PROVIDED RECORDS START

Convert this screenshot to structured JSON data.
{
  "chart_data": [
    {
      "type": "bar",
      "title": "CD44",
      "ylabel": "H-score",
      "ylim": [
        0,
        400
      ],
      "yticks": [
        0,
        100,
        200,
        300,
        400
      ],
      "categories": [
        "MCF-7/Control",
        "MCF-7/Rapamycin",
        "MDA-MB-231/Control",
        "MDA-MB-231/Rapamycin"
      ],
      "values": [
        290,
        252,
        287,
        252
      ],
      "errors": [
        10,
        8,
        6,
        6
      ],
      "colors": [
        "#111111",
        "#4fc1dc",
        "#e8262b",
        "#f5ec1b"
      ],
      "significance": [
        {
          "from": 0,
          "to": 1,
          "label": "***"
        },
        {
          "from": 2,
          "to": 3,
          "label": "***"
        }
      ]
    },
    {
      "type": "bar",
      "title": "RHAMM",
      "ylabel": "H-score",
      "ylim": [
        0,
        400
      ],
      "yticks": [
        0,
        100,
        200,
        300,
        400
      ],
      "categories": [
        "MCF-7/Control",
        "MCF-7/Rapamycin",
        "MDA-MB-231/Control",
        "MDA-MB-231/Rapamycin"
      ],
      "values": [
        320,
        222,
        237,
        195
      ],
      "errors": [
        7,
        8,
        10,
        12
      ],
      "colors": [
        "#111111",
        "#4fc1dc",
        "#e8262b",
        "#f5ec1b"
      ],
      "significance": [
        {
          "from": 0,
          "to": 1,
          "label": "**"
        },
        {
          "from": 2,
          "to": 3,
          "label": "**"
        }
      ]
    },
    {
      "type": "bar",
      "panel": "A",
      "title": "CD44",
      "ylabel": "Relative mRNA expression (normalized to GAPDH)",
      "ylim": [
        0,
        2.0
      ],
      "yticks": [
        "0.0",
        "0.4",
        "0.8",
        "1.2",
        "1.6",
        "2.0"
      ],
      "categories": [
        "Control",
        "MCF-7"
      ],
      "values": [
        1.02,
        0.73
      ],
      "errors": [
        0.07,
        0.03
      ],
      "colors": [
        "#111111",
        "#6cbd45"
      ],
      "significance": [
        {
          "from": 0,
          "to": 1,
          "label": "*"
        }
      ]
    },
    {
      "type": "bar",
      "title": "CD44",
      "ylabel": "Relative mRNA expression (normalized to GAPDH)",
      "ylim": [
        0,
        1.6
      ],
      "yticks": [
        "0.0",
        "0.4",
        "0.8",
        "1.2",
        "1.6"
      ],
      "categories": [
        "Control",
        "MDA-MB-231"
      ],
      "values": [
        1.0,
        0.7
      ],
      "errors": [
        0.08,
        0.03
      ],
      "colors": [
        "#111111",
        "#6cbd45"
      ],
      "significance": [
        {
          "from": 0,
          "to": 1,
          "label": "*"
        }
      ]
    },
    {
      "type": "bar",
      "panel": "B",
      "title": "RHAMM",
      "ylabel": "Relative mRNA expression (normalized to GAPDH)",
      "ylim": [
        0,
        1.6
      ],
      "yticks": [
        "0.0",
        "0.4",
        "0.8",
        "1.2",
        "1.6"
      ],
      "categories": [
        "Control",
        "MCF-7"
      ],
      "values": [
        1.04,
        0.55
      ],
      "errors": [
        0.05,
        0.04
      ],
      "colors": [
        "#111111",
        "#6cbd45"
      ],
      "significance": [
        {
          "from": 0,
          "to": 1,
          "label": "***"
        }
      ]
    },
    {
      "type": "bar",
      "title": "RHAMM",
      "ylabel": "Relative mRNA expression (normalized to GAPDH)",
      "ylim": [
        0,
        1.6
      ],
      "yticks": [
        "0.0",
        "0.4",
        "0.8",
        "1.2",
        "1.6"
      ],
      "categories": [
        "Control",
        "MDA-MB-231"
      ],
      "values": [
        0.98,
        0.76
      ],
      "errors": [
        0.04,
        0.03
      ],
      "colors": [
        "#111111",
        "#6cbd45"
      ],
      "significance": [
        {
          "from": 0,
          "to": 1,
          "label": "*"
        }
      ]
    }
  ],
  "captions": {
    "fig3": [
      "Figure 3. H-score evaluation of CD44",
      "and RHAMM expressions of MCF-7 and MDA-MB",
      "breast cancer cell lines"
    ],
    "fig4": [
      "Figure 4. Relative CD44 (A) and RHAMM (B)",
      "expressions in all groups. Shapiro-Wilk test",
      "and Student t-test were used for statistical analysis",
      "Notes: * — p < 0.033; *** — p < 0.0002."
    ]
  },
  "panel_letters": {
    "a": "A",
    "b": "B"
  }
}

PROVIDED RECORDS END

* **WHAT TO DO**: From the data above, extract every line in its exact form.

* **RESULT FOR THIS EXERCISE**:
Convert this screenshot to structured JSON data.
{
  "chart_data": [
    {
      "type": "bar",
      "title": "CD44",
      "ylabel": "H-score",
      "ylim": [
        0,
        400
      ],
      "yticks": [
        0,
        100,
        200,
        300,
        400
      ],
      "categories": [
        "MCF-7/Control",
        "MCF-7/Rapamycin",
        "MDA-MB-231/Control",
        "MDA-MB-231/Rapamycin"
      ],
      "values": [
        290,
        252,
        287,
        252
      ],
      "errors": [
        10,
        8,
        6,
        6
      ],
      "colors": [
        "#111111",
        "#4fc1dc",
        "#e8262b",
        "#f5ec1b"
      ],
      "significance": [
        {
          "from": 0,
          "to": 1,
          "label": "***"
        },
        {
          "from": 2,
          "to": 3,
          "label": "***"
        }
      ]
    },
    {
      "type": "bar",
      "title": "RHAMM",
      "ylabel": "H-score",
      "ylim": [
        0,
        400
      ],
      "yticks": [
        0,
        100,
        200,
        300,
        400
      ],
      "categories": [
        "MCF-7/Control",
        "MCF-7/Rapamycin",
        "MDA-MB-231/Control",
        "MDA-MB-231/Rapamycin"
      ],
      "values": [
        320,
        222,
        237,
        195
      ],
      "errors": [
        7,
        8,
        10,
        12
      ],
      "colors": [
        "#111111",
        "#4fc1dc",
        "#e8262b",
        "#f5ec1b"
      ],
      "significance": [
        {
          "from": 0,
          "to": 1,
          "label": "**"
        },
        {
          "from": 2,
          "to": 3,
          "label": "**"
        }
      ]
    },
    {
      "type": "bar",
      "panel": "A",
      "title": "CD44",
      "ylabel": "Relative mRNA expression (normalized to GAPDH)",
      "ylim": [
        0,
        2.0
      ],
      "yticks": [
        "0.0",
        "0.4",
        "0.8",
        "1.2",
        "1.6",
        "2.0"
      ],
      "categories": [
        "Control",
        "MCF-7"
      ],
      "values": [
        1.02,
        0.73
      ],
      "errors": [
        0.07,
        0.03
      ],
      "colors": [
        "#111111",
        "#6cbd45"
      ],
      "significance": [
        {
          "from": 0,
          "to": 1,
          "label": "*"
        }
      ]
    },
    {
      "type": "bar",
      "title": "CD44",
      "ylabel": "Relative mRNA expression (normalized to GAPDH)",
      "ylim": [
        0,
        1.6
      ],
      "yticks": [
        "0.0",
        "0.4",
        "0.8",
        "1.2",
        "1.6"
      ],
      "categories": [
        "Control",
        "MDA-MB-231"
      ],
      "values": [
        1.0,
        0.7
      ],
      "errors": [
        0.08,
        0.03
      ],
      "colors": [
        "#111111",
        "#6cbd45"
      ],
      "significance": [
        {
          "from": 0,
          "to": 1,
          "label": "*"
        }
      ]
    },
    {
      "type": "bar",
      "panel": "B",
      "title": "RHAMM",
      "ylabel": "Relative mRNA expression (normalized to GAPDH)",
      "ylim": [
        0,
        1.6
      ],
      "yticks": [
        "0.0",
        "0.4",
        "0.8",
        "1.2",
        "1.6"
      ],
      "categories": [
        "Control",
        "MCF-7"
      ],
      "values": [
        1.04,
        0.55
      ],
      "errors": [
        0.05,
        0.04
      ],
      "colors": [
        "#111111",
        "#6cbd45"
      ],
      "significance": [
        {
          "from": 0,
          "to": 1,
          "label": "***"
        }
      ]
    },
    {
      "type": "bar",
      "title": "RHAMM",
      "ylabel": "Relative mRNA expression (normalized to GAPDH)",
      "ylim": [
        0,
        1.6
      ],
      "yticks": [
        "0.0",
        "0.4",
        "0.8",
        "1.2",
        "1.6"
      ],
      "categories": [
        "Control",
        "MDA-MB-231"
      ],
      "values": [
        0.98,
        0.76
      ],
      "errors": [
        0.04,
        0.03
      ],
      "colors": [
        "#111111",
        "#6cbd45"
      ],
      "significance": [
        {
          "from": 0,
          "to": 1,
          "label": "*"
        }
      ]
    }
  ],
  "captions": {
    "fig3": [
      "Figure 3. H-score evaluation of CD44",
      "and RHAMM expressions of MCF-7 and MDA-MB",
      "breast cancer cell lines"
    ],
    "fig4": [
      "Figure 4. Relative CD44 (A) and RHAMM (B)",
      "expressions in all groups. Shapiro-Wilk test",
      "and Student t-test were used for statistical analysis",
      "Notes: * — p < 0.033; *** — p < 0.0002."
    ]
  },
  "panel_letters": {
    "a": "A",
    "b": "B"
  }
}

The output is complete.